** START Selected text **
Mike Long’s (2007) book Problems in SLA is divided into three parts: Theory, Research, and Practice.
Part One
In chapter 1, “Second Language Acquisition Theories”, Long reviews some of the many approaches to theory construction in SLA and suggests that the plethora of SLA theories obstructs progress. In chapter 2, Long suggests that culling is required, and he uses Laudan’s “problem-solving” framework (e.g., Laudan, 1996) as the basis for an evaluation process. Briefly, theories can be evaluated by asking how many empirical problems they explain, giving priority to problems of greater significance, or weight. Long suggests that among the weightiest problems in SLA are age differences, individual variation, cross-linguistic influence, autonomous interlanguage syntax, and interlanguage variation.
Part Two
Chapter 3 deals with “Age Differences and the Sensitive Periods Controversy in SLA”. Why do the vast majority of adults fail to achieve native-like proficiency in a second language? Long argues that maturational constraints, or “sensitive periods” explains this problem. Chapter 4 deals with recasts. As we know, recasts are a controversial issue, but they play an important role in Long’s focus on form. Long gives his usual careful review of the literature on research so far and concludes that recasts facilitate acquisition “without interrupting the flow of conversation and participants’ focus on message content” (p. 94).
Part Three
Chapter 5 “Texts, Tasks and the Advanced Learner”, discusses Long’s version of TBLT. Long claims that his TBLT is superior to “the traditional grammatical syllabus and accompanying methodology, or what I call “focus on forms” (p. 121) because it respects, rather than contradicts, robust findings in SLA. Long gives particular attention to the methodological principles of “focus on form” (reactive attention to form while attention is on communication), and “elaborated input” (use elaborated rather than simplified texts). Finally, chapter 6, “SLA: Breaking the Siege”, responds to three “broad accusations made against SLA research in recent years”. The charges are “sociolinguistics naiveté, modernism, and irrelevance for language teaching”. Long finishes with suggestions on how the siege might be broken.
** END Selected text **
** START Stored data **
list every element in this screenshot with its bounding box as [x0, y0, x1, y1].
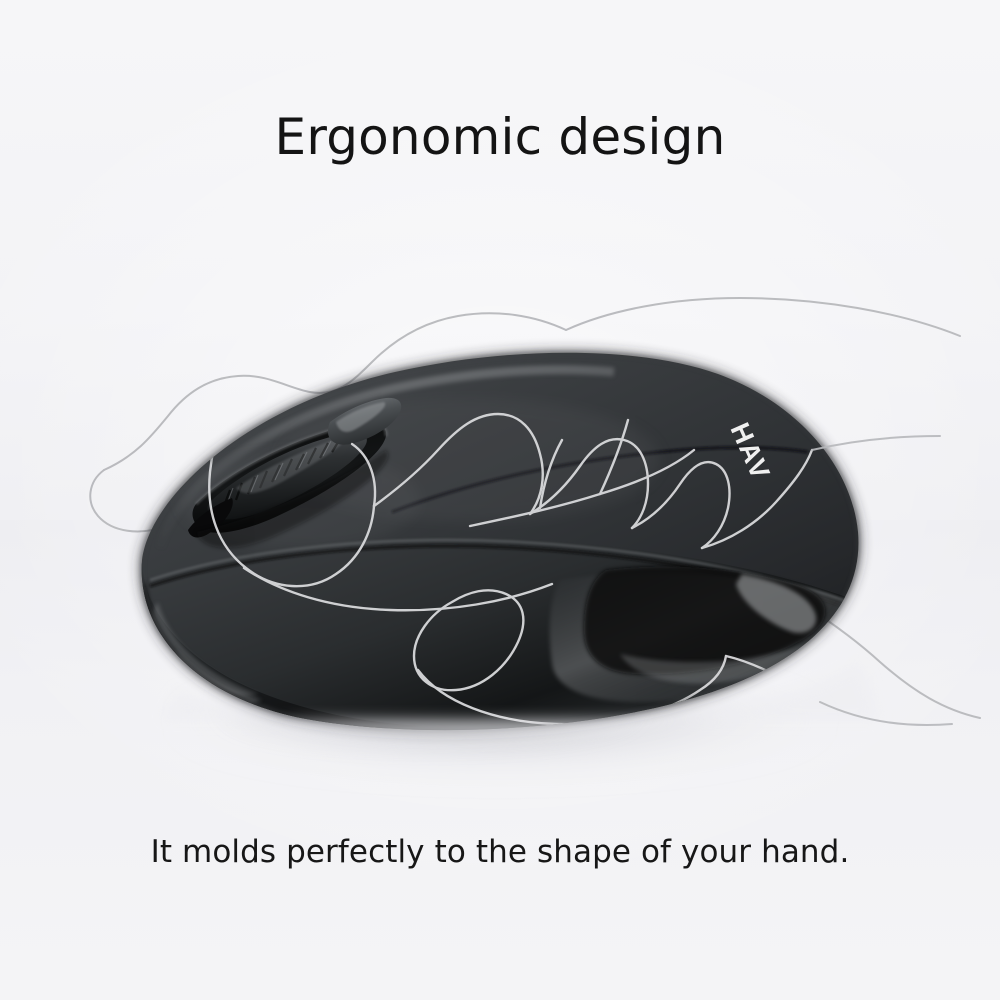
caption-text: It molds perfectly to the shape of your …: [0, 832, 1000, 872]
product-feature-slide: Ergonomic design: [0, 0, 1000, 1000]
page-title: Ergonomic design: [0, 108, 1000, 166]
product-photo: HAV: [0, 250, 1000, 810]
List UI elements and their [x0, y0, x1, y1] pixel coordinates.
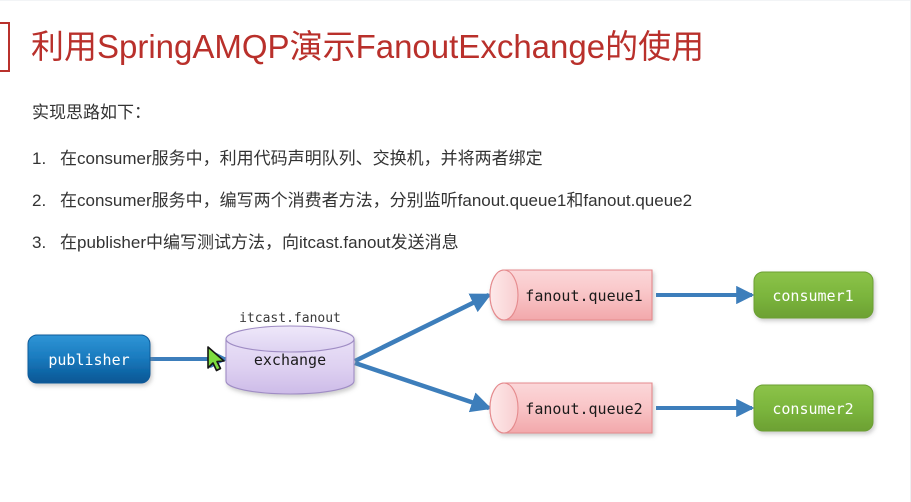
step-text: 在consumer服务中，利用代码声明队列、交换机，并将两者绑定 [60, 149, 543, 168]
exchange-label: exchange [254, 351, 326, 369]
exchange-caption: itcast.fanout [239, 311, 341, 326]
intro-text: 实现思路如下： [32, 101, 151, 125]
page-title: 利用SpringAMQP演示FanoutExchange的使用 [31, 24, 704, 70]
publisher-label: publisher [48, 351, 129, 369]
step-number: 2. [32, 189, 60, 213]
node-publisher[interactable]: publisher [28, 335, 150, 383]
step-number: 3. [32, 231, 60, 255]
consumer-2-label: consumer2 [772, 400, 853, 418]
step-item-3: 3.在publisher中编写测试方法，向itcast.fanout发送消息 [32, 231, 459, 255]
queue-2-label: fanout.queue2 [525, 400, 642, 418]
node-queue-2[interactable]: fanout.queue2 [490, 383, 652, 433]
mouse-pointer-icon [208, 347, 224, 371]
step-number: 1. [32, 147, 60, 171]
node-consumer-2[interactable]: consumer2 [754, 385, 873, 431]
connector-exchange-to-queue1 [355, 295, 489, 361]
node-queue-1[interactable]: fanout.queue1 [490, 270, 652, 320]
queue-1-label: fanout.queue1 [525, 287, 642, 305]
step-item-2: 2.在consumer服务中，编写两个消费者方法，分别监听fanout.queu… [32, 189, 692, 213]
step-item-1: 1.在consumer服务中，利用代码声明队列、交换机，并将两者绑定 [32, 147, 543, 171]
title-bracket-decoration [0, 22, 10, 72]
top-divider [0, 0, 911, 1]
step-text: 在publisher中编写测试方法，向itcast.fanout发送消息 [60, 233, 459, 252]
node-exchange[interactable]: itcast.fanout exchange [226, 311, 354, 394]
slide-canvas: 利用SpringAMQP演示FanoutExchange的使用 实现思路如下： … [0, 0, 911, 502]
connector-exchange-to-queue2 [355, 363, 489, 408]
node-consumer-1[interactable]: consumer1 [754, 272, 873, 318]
** END Stored data **
*Aim of the task*:
In the summary of the book Problems in SLA, what are the three parts that the book is divided into?

*Finished task*:
Theory, Research, and Practice.